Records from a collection
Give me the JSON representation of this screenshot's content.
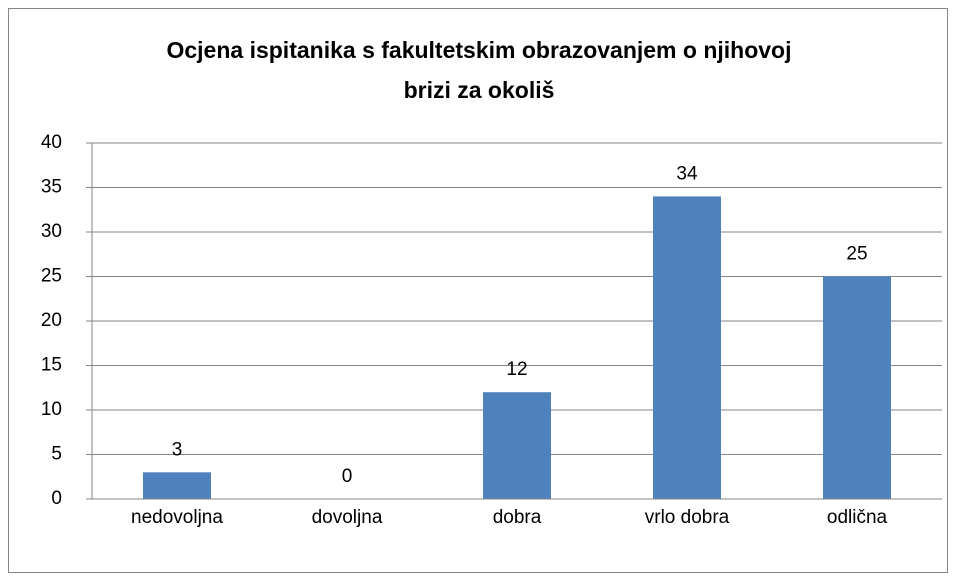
{
  "chart_data": {
    "type": "bar",
    "title": "Ocjena ispitanika s fakultetskim obrazovanjem o njihovoj brizi za okoliš",
    "categories": [
      "nedovoljna",
      "dovoljna",
      "dobra",
      "vrlo dobra",
      "odlična"
    ],
    "values": [
      3,
      0,
      12,
      34,
      25
    ],
    "color": "#4f81bd",
    "ylim": [
      0,
      40
    ],
    "yticks": [
      0,
      5,
      10,
      15,
      20,
      25,
      30,
      35,
      40
    ],
    "grid": true,
    "data_labels": true
  }
}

• _What you have to do_
Without the pictures, restate all the entries above exactly.

• _Reply_
Give me the JSON representation of this screenshot's content.
{
  "chart_data": {
    "type": "bar",
    "title": "Ocjena ispitanika s fakultetskim obrazovanjem o njihovoj brizi za okoliš",
    "categories": [
      "nedovoljna",
      "dovoljna",
      "dobra",
      "vrlo dobra",
      "odlična"
    ],
    "values": [
      3,
      0,
      12,
      34,
      25
    ],
    "color": "#4f81bd",
    "ylim": [
      0,
      40
    ],
    "yticks": [
      0,
      5,
      10,
      15,
      20,
      25,
      30,
      35,
      40
    ],
    "grid": true,
    "data_labels": true
  }
}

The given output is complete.